*Instructions to follow*. Below is a block of records; repeat all of them exactly.

*Extracted entries*.
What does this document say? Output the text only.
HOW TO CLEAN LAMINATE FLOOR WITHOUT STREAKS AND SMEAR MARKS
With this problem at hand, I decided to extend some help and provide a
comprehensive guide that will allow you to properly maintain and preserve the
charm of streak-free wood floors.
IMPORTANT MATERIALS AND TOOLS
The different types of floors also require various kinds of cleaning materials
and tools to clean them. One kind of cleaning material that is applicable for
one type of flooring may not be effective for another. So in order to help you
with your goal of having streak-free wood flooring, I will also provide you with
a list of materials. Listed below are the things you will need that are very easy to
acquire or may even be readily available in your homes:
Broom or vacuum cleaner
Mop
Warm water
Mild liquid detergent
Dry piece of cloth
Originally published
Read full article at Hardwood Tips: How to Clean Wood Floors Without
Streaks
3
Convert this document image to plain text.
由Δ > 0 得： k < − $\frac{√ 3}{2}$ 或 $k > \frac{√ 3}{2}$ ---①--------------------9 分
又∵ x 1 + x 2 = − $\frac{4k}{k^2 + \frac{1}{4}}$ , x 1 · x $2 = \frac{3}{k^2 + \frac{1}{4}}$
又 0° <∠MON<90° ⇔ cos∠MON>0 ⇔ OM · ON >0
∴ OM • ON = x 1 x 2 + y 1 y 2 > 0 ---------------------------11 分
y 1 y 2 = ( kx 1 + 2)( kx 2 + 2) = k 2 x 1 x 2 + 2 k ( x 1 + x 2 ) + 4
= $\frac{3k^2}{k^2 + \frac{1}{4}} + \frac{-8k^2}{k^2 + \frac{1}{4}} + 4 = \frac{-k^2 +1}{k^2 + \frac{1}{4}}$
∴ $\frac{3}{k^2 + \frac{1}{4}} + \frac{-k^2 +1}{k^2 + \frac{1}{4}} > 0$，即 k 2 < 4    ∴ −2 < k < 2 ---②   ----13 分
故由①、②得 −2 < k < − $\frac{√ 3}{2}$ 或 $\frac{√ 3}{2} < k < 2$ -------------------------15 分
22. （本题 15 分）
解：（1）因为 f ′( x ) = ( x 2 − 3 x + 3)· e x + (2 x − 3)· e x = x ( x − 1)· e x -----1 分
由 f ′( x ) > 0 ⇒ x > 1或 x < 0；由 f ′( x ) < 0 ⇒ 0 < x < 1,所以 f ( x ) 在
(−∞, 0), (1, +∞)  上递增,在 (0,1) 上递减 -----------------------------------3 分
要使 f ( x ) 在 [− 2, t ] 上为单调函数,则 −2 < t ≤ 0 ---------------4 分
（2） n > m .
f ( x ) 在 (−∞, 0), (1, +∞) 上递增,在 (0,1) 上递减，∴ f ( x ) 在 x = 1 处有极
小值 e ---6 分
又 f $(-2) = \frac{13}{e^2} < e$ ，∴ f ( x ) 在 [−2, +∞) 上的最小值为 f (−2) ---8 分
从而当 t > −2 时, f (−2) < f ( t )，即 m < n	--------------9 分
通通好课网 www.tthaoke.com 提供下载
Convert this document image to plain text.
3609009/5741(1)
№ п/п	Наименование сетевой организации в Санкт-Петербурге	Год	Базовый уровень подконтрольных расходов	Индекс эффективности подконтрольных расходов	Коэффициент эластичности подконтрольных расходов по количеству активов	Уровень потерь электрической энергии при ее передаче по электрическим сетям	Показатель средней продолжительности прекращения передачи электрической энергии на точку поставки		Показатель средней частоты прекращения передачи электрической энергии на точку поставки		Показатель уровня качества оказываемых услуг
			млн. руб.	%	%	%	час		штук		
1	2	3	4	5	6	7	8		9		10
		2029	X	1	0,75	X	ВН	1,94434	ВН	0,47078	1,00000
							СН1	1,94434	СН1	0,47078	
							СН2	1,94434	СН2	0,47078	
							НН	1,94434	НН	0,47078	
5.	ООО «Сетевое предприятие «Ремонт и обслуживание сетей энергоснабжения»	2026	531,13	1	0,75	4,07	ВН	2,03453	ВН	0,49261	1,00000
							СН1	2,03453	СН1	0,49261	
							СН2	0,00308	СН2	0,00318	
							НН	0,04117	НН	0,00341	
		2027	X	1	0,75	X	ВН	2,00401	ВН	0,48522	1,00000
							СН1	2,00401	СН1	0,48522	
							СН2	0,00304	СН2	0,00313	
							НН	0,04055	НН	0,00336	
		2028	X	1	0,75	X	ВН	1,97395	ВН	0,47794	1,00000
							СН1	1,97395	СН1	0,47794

*Answer to this task*.
What does this document say? Output the text only.
HOW TO CLEAN LAMINATE FLOOR WITHOUT STREAKS AND SMEAR MARKS
With this problem at hand, I decided to extend some help and provide a
comprehensive guide that will allow you to properly maintain and preserve the
charm of streak-free wood floors.
IMPORTANT MATERIALS AND TOOLS
The different types of floors also require various kinds of cleaning materials
and tools to clean them. One kind of cleaning material that is applicable for
one type of flooring may not be effective for another. So in order to help you
with your goal of having streak-free wood flooring, I will also provide you with
a list of materials. Listed below are the things you will need that are very easy to
acquire or may even be readily available in your homes:
Broom or vacuum cleaner
Mop
Warm water
Mild liquid detergent
Dry piece of cloth
Originally published
Read full article at Hardwood Tips: How to Clean Wood Floors Without
Streaks
3
Convert this document image to plain text.
由Δ > 0 得： k < − $\frac{√ 3}{2}$ 或 $k > \frac{√ 3}{2}$ ---①--------------------9 分
又∵ x 1 + x 2 = − $\frac{4k}{k^2 + \frac{1}{4}}$ , x 1 · x $2 = \frac{3}{k^2 + \frac{1}{4}}$
又 0° <∠MON<90° ⇔ cos∠MON>0 ⇔ OM · ON >0
∴ OM • ON = x 1 x 2 + y 1 y 2 > 0 ---------------------------11 分
y 1 y 2 = ( kx 1 + 2)( kx 2 + 2) = k 2 x 1 x 2 + 2 k ( x 1 + x 2 ) + 4
= $\frac{3k^2}{k^2 + \frac{1}{4}} + \frac{-8k^2}{k^2 + \frac{1}{4}} + 4 = \frac{-k^2 +1}{k^2 + \frac{1}{4}}$
∴ $\frac{3}{k^2 + \frac{1}{4}} + \frac{-k^2 +1}{k^2 + \frac{1}{4}} > 0$，即 k 2 < 4    ∴ −2 < k < 2 ---②   ----13 分
故由①、②得 −2 < k < − $\frac{√ 3}{2}$ 或 $\frac{√ 3}{2} < k < 2$ -------------------------15 分
22. （本题 15 分）
解：（1）因为 f ′( x ) = ( x 2 − 3 x + 3)· e x + (2 x − 3)· e x = x ( x − 1)· e x -----1 分
由 f ′( x ) > 0 ⇒ x > 1或 x < 0；由 f ′( x ) < 0 ⇒ 0 < x < 1,所以 f ( x ) 在
(−∞, 0), (1, +∞)  上递增,在 (0,1) 上递减 -----------------------------------3 分
要使 f ( x ) 在 [− 2, t ] 上为单调函数,则 −2 < t ≤ 0 ---------------4 分
（2） n > m .
f ( x ) 在 (−∞, 0), (1, +∞) 上递增,在 (0,1) 上递减，∴ f ( x ) 在 x = 1 处有极
小值 e ---6 分
又 f $(-2) = \frac{13}{e^2} < e$ ，∴ f ( x ) 在 [−2, +∞) 上的最小值为 f (−2) ---8 分
从而当 t > −2 时, f (−2) < f ( t )，即 m < n	--------------9 分
通通好课网 www.tthaoke.com 提供下载
Convert this document image to plain text.
3609009/5741(1)
№ п/п	Наименование сетевой организации в Санкт-Петербурге	Год	Базовый уровень подконтрольных расходов	Индекс эффективности подконтрольных расходов	Коэффициент эластичности подконтрольных расходов по количеству активов	Уровень потерь электрической энергии при ее передаче по электрическим сетям	Показатель средней продолжительности прекращения передачи электрической энергии на точку поставки		Показатель средней частоты прекращения передачи электрической энергии на точку поставки		Показатель уровня качества оказываемых услуг
			млн. руб.	%	%	%	час		штук		
1	2	3	4	5	6	7	8		9		10
		2029	X	1	0,75	X	ВН	1,94434	ВН	0,47078	1,00000
							СН1	1,94434	СН1	0,47078	
							СН2	1,94434	СН2	0,47078	
							НН	1,94434	НН	0,47078	
5.	ООО «Сетевое предприятие «Ремонт и обслуживание сетей энергоснабжения»	2026	531,13	1	0,75	4,07	ВН	2,03453	ВН	0,49261	1,00000
							СН1	2,03453	СН1	0,49261	
							СН2	0,00308	СН2	0,00318	
							НН	0,04117	НН	0,00341	
		2027	X	1	0,75	X	ВН	2,00401	ВН	0,48522	1,00000
							СН1	2,00401	СН1	0,48522	
							СН2	0,00304	СН2	0,00313	
							НН	0,04055	НН	0,00336	
		2028	X	1	0,75	X	ВН	1,97395	ВН	0,47794	1,00000
							СН1	1,97395	СН1	0,47794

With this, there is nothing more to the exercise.